- Dataset entries -

--------------------------------

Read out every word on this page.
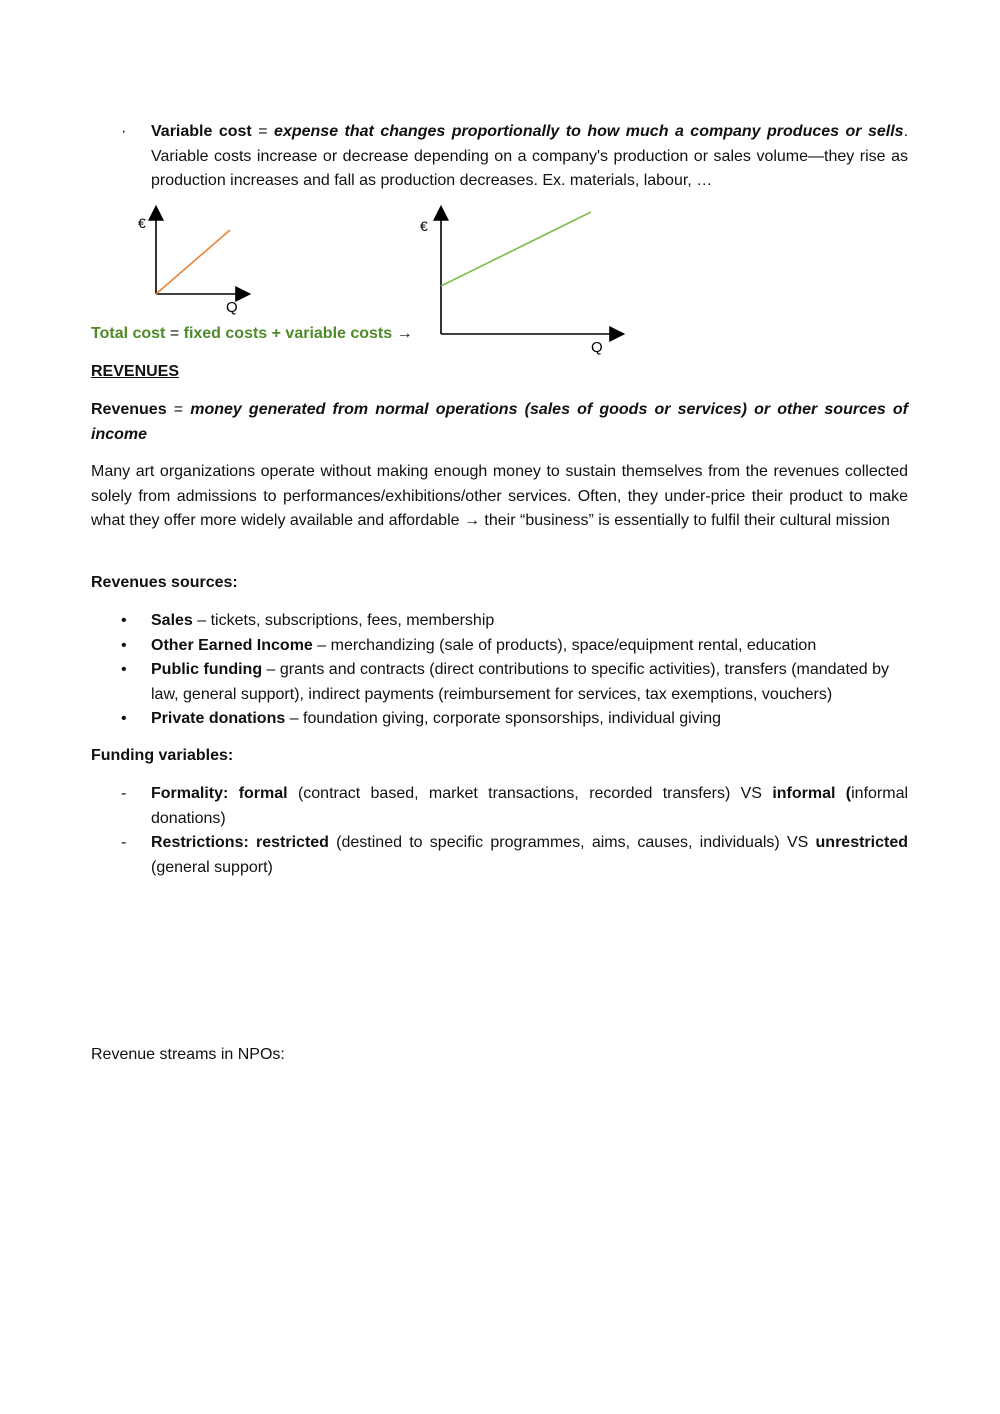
·	Variable cost = expense that changes proportionally to how much a company produces or sells. Variable costs increase or decrease depending on a company's production or sales volume—they rise as production increases and fall as production decreases. Ex. materials, labour, …
€
Q
€
Q
Total cost = fixed costs + variable costs →
REVENUES
Revenues = money generated from normal operations (sales of goods or services) or other sources of income
Many art organizations operate without making enough money to sustain themselves from the revenues collected solely from admissions to performances/exhibitions/other services. Often, they under-price their product to make what they offer more widely available and affordable → their “business” is essentially to fulfil their cultural mission
Revenues sources:
•	Sales – tickets, subscriptions, fees, membership
•	Other Earned Income – merchandizing (sale of products), space/equipment rental, education
•	Public funding – grants and contracts (direct contributions to specific activities), transfers (mandated by law, general support), indirect payments (reimbursement for services, tax exemptions, vouchers)
•	Private donations – foundation giving, corporate sponsorships, individual giving
Funding variables:
-	Formality: formal (contract based, market transactions, recorded transfers) VS informal (informal donations)
-	Restrictions: restricted (destined to specific programmes, aims, causes, individuals) VS unrestricted (general support)
Revenue streams in NPOs:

--------------------------------

- PROBLEM DETAILS -
What you return should match the records above word for word, minus the pictures.

- COMPLETED EXERCISE -
Read out every word on this page.
·	Variable cost = expense that changes proportionally to how much a company produces or sells. Variable costs increase or decrease depending on a company's production or sales volume—they rise as production increases and fall as production decreases. Ex. materials, labour, …
€
Q
€
Q
Total cost = fixed costs + variable costs →
REVENUES
Revenues = money generated from normal operations (sales of goods or services) or other sources of income
Many art organizations operate without making enough money to sustain themselves from the revenues collected solely from admissions to performances/exhibitions/other services. Often, they under-price their product to make what they offer more widely available and affordable → their “business” is essentially to fulfil their cultural mission
Revenues sources:
•	Sales – tickets, subscriptions, fees, membership
•	Other Earned Income – merchandizing (sale of products), space/equipment rental, education
•	Public funding – grants and contracts (direct contributions to specific activities), transfers (mandated by law, general support), indirect payments (reimbursement for services, tax exemptions, vouchers)
•	Private donations – foundation giving, corporate sponsorships, individual giving
Funding variables:
-	Formality: formal (contract based, market transactions, recorded transfers) VS informal (informal donations)
-	Restrictions: restricted (destined to specific programmes, aims, causes, individuals) VS unrestricted (general support)
Revenue streams in NPOs:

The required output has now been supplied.